%%
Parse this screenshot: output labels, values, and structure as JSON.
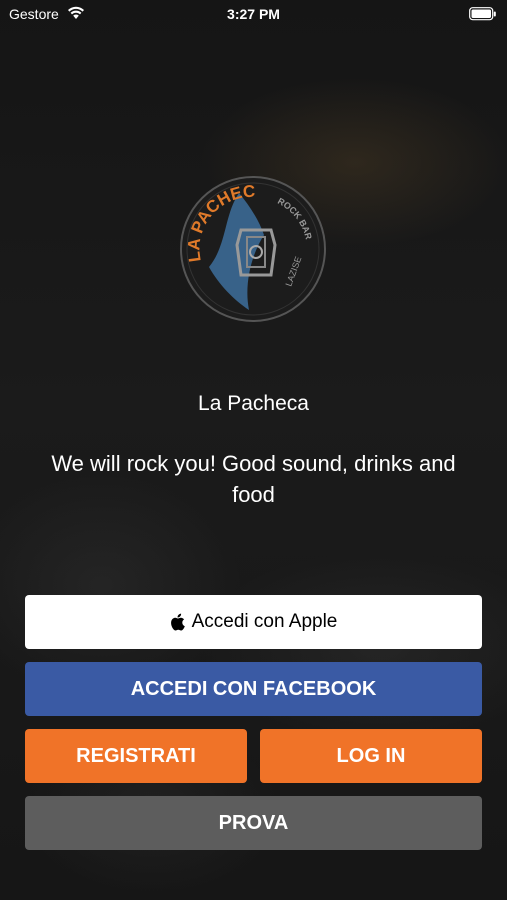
{
  "status_bar": {
    "carrier": "Gestore",
    "time": "3:27 PM"
  },
  "logo": {
    "title": "LA PACHECA",
    "subtitle": "ROCK BAR",
    "location": "LAZISE"
  },
  "app_name": "La Pacheca",
  "tagline": "We will rock you! Good sound, drinks and food",
  "buttons": {
    "apple": "Accedi con Apple",
    "facebook": "ACCEDI CON FACEBOOK",
    "register": "REGISTRATI",
    "login": "LOG IN",
    "trial": "PROVA"
  },
  "colors": {
    "facebook": "#3a5aa4",
    "accent_orange": "#f07328",
    "trial_gray": "#5d5d5d",
    "logo_blue": "#3d6f9c",
    "logo_orange": "#e07a2a"
  },
  "icons": [
    "wifi-icon",
    "battery-icon",
    "apple-icon",
    "engine-icon"
  ]
}
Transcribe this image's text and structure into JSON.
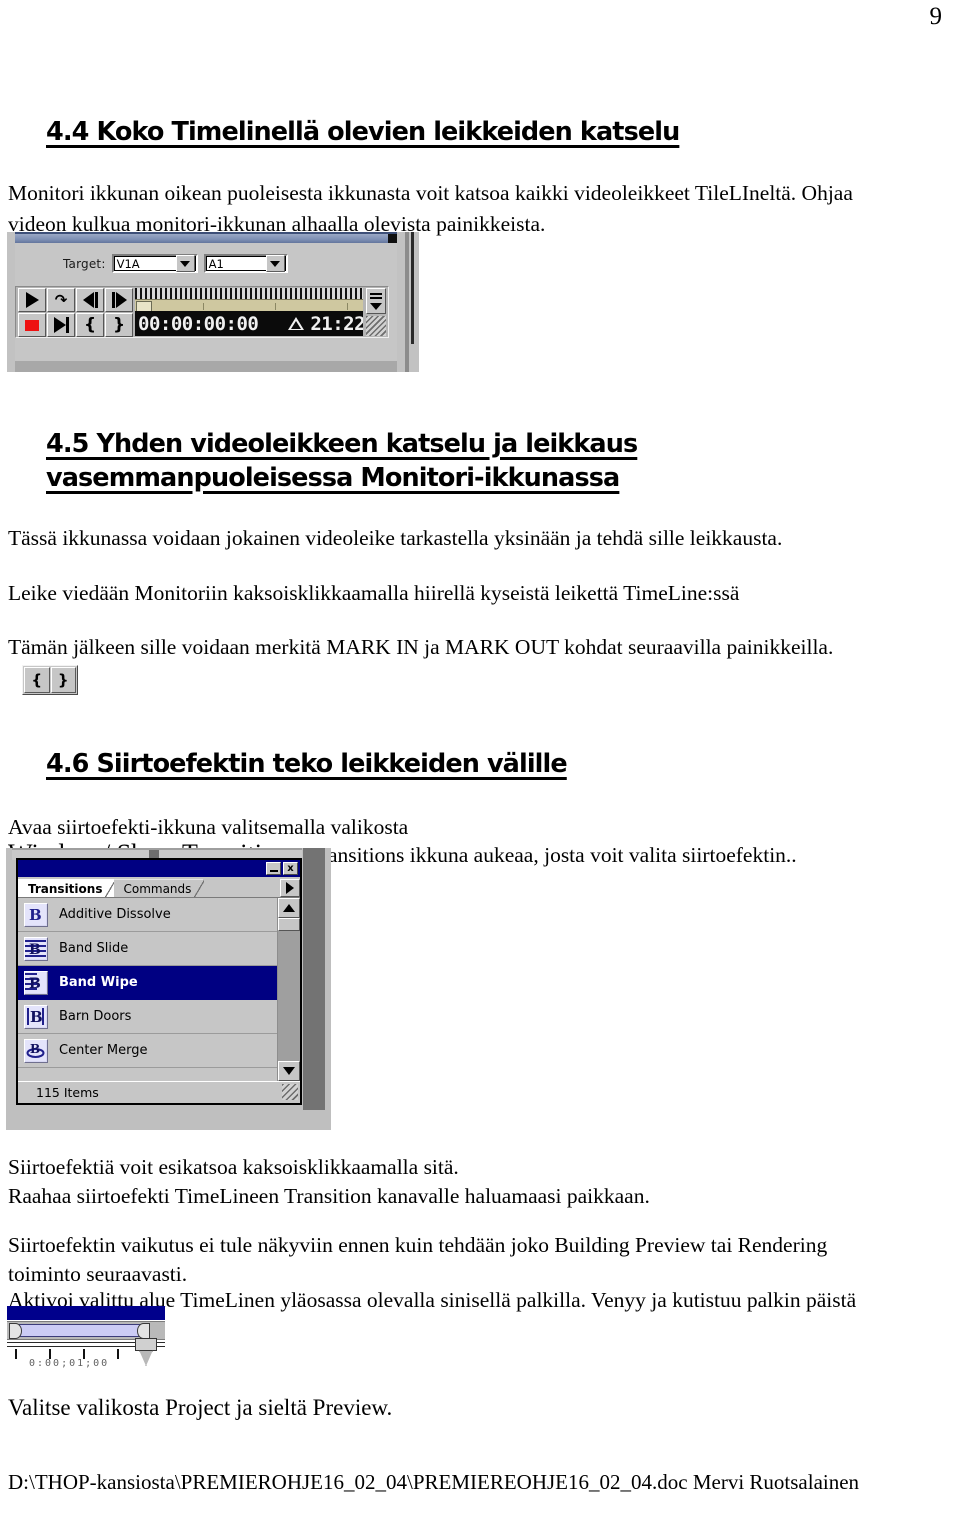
{
  "page": {
    "number": "9"
  },
  "sections": {
    "s44": {
      "heading": "4.4 Koko Timelinellä olevien leikkeiden katselu",
      "paragraph": "Monitori ikkunan oikean puoleisesta ikkunasta voit katsoa kaikki videoleikkeet TileLIneltä. Ohjaa videon kulkua monitori-ikkunan alhaalla olevista painikkeista."
    },
    "s45": {
      "heading_line1": "4.5 Yhden videoleikkeen katselu ja leikkaus",
      "heading_line2": "vasemmanpuoleisessa Monitori-ikkunassa",
      "para1": "Tässä ikkunassa voidaan jokainen videoleike tarkastella yksinään ja tehdä sille leikkausta.",
      "para2": "Leike viedään Monitoriin kaksoisklikkaamalla hiirellä kyseistä leikettä TimeLine:ssä",
      "para3": "Tämän jälkeen sille voidaan merkitä MARK IN ja MARK OUT kohdat seuraavilla painikkeilla."
    },
    "s46": {
      "heading": "4.6 Siirtoefektin teko leikkeiden välille",
      "para1": "Avaa siirtoefekti-ikkuna valitsemalla valikosta",
      "menu_path": "Window / Show Transitions",
      "para2_rest": ". Transitions ikkuna aukeaa, josta voit valita siirtoefektin..",
      "para3": "Siirtoefektiä voit esikatsoa kaksoisklikkaamalla sitä.",
      "para4": "Raahaa siirtoefekti TimeLineen Transition kanavalle haluamaasi paikkaan.",
      "para5a": "Siirtoefektin vaikutus ei tule näkyviin ennen kuin tehdään joko Building Preview tai Rendering",
      "para5b": "toiminto seuraavasti.",
      "para6": "Aktivoi valittu alue TimeLinen yläosassa olevalla sinisellä palkilla. Venyy ja kutistuu palkin päistä",
      "para7": "Valitse valikosta Project  ja sieltä Preview."
    }
  },
  "footer": {
    "path": "D:\\THOP-kansiosta\\PREMIEROHJE16_02_04\\PREMIEREOHJE16_02_04.doc Mervi Ruotsalainen"
  },
  "figures": {
    "monitor_panel": {
      "target_label": "Target:",
      "target_video": "V1A",
      "target_audio": "A1",
      "timecode": "00:00:00:00",
      "duration_delta": "21:22",
      "buttons": [
        {
          "name": "play-button",
          "glyph": "play"
        },
        {
          "name": "loop-button",
          "glyph": "loop"
        },
        {
          "name": "step-back-button",
          "glyph": "step-back"
        },
        {
          "name": "step-forward-button",
          "glyph": "step-forward"
        },
        {
          "name": "stop-button",
          "glyph": "stop"
        },
        {
          "name": "play-to-out-button",
          "glyph": "play-to-out"
        },
        {
          "name": "mark-in-button",
          "glyph": "{"
        },
        {
          "name": "mark-out-button",
          "glyph": "}"
        }
      ]
    },
    "mark_buttons": {
      "mark_in": "{",
      "mark_out": "}"
    },
    "transitions_window": {
      "tabs": [
        {
          "label": "Transitions",
          "active": true
        },
        {
          "label": "Commands",
          "active": false
        }
      ],
      "items": [
        {
          "label": "Additive Dissolve",
          "selected": false
        },
        {
          "label": "Band Slide",
          "selected": false
        },
        {
          "label": "Band Wipe",
          "selected": true
        },
        {
          "label": "Barn Doors",
          "selected": false
        },
        {
          "label": "Center Merge",
          "selected": false
        }
      ],
      "status": "115 Items",
      "minimize_label": "",
      "close_label": "x",
      "title_bar_color": "#000082",
      "selection_color": "#000082"
    },
    "timeline_bar": {
      "timecode_hint": "0:00;01;00"
    }
  }
}
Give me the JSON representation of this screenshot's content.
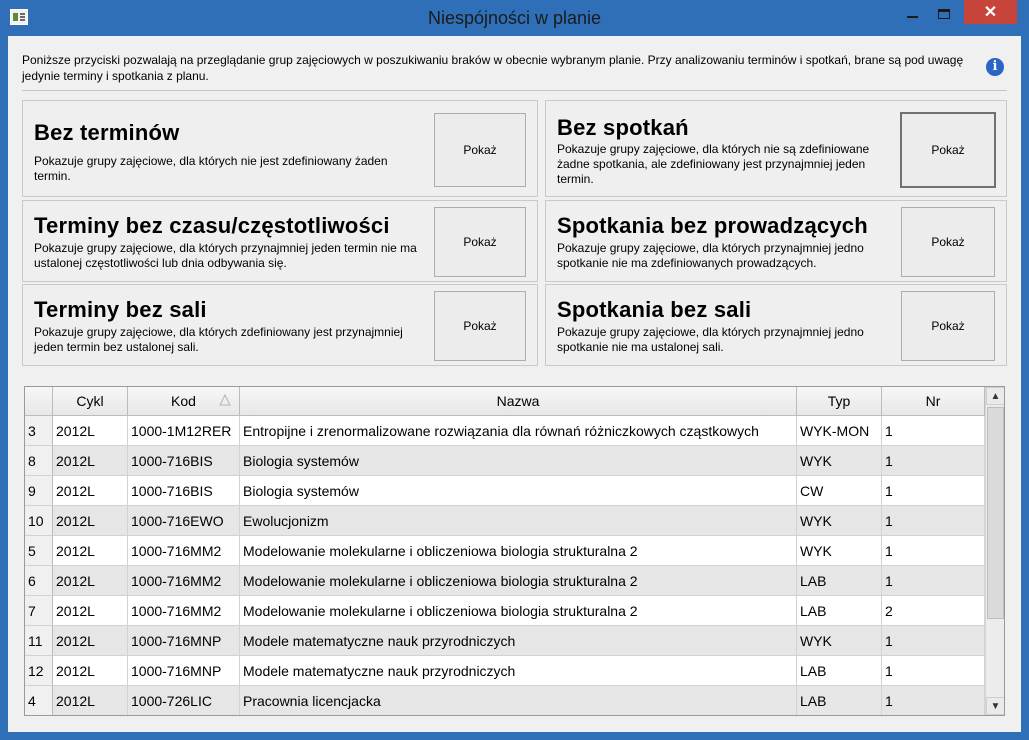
%%
PROMPT:
Leave the images out, please, and restate each line word for word.

COMPLETED EXERCISE:
Parse this screenshot: output labels, values, and structure as JSON.
{
  "status_bar": {
    "carrier": "Gestore",
    "time": "3:27 PM"
  },
  "logo": {
    "title": "LA PACHECA",
    "subtitle": "ROCK BAR",
    "location": "LAZISE"
  },
  "app_name": "La Pacheca",
  "tagline": "We will rock you! Good sound, drinks and food",
  "buttons": {
    "apple": "Accedi con Apple",
    "facebook": "ACCEDI CON FACEBOOK",
    "register": "REGISTRATI",
    "login": "LOG IN",
    "trial": "PROVA"
  },
  "colors": {
    "facebook": "#3a5aa4",
    "accent_orange": "#f07328",
    "trial_gray": "#5d5d5d",
    "logo_blue": "#3d6f9c",
    "logo_orange": "#e07a2a"
  },
  "icons": [
    "wifi-icon",
    "battery-icon",
    "apple-icon",
    "engine-icon"
  ]
}
Transcribe this image's text and structure into JSON.
{
  "page": {
    "number": "9"
  },
  "sections": {
    "s44": {
      "heading": "4.4 Koko Timelinellä olevien leikkeiden katselu",
      "paragraph": "Monitori ikkunan oikean puoleisesta ikkunasta voit katsoa kaikki videoleikkeet TileLIneltä. Ohjaa videon kulkua monitori-ikkunan alhaalla olevista painikkeista."
    },
    "s45": {
      "heading_line1": "4.5 Yhden videoleikkeen katselu ja leikkaus",
      "heading_line2": "vasemmanpuoleisessa Monitori-ikkunassa",
      "para1": "Tässä ikkunassa voidaan jokainen videoleike tarkastella yksinään ja tehdä sille leikkausta.",
      "para2": "Leike viedään Monitoriin kaksoisklikkaamalla hiirellä kyseistä leikettä TimeLine:ssä",
      "para3": "Tämän jälkeen sille voidaan merkitä MARK IN ja MARK OUT kohdat seuraavilla painikkeilla."
    },
    "s46": {
      "heading": "4.6 Siirtoefektin teko leikkeiden välille",
      "para1": "Avaa siirtoefekti-ikkuna valitsemalla valikosta",
      "menu_path": "Window / Show Transitions",
      "para2_rest": ". Transitions ikkuna aukeaa, josta voit valita siirtoefektin..",
      "para3": "Siirtoefektiä voit esikatsoa kaksoisklikkaamalla sitä.",
      "para4": "Raahaa siirtoefekti TimeLineen Transition kanavalle haluamaasi paikkaan.",
      "para5a": "Siirtoefektin vaikutus ei tule näkyviin ennen kuin tehdään joko Building Preview tai Rendering",
      "para5b": "toiminto seuraavasti.",
      "para6": "Aktivoi valittu alue TimeLinen yläosassa olevalla sinisellä palkilla. Venyy ja kutistuu palkin päistä",
      "para7": "Valitse valikosta Project  ja sieltä Preview."
    }
  },
  "footer": {
    "path": "D:\\THOP-kansiosta\\PREMIEROHJE16_02_04\\PREMIEREOHJE16_02_04.doc Mervi Ruotsalainen"
  },
  "figures": {
    "monitor_panel": {
      "target_label": "Target:",
      "target_video": "V1A",
      "target_audio": "A1",
      "timecode": "00:00:00:00",
      "duration_delta": "21:22",
      "buttons": [
        {
          "name": "play-button",
          "glyph": "play"
        },
        {
          "name": "loop-button",
          "glyph": "loop"
        },
        {
          "name": "step-back-button",
          "glyph": "step-back"
        },
        {
          "name": "step-forward-button",
          "glyph": "step-forward"
        },
        {
          "name": "stop-button",
          "glyph": "stop"
        },
        {
          "name": "play-to-out-button",
          "glyph": "play-to-out"
        },
        {
          "name": "mark-in-button",
          "glyph": "{"
        },
        {
          "name": "mark-out-button",
          "glyph": "}"
        }
      ]
    },
    "mark_buttons": {
      "mark_in": "{",
      "mark_out": "}"
    },
    "transitions_window": {
      "tabs": [
        {
          "label": "Transitions",
          "active": true
        },
        {
          "label": "Commands",
          "active": false
        }
      ],
      "items": [
        {
          "label": "Additive Dissolve",
          "selected": false
        },
        {
          "label": "Band Slide",
          "selected": false
        },
        {
          "label": "Band Wipe",
          "selected": true
        },
        {
          "label": "Barn Doors",
          "selected": false
        },
        {
          "label": "Center Merge",
          "selected": false
        }
      ],
      "status": "115 Items",
      "minimize_label": "",
      "close_label": "x",
      "title_bar_color": "#000082",
      "selection_color": "#000082"
    },
    "timeline_bar": {
      "timecode_hint": "0:00;01;00"
    }
  }
}
Give me the JSON representation of this screenshot's content.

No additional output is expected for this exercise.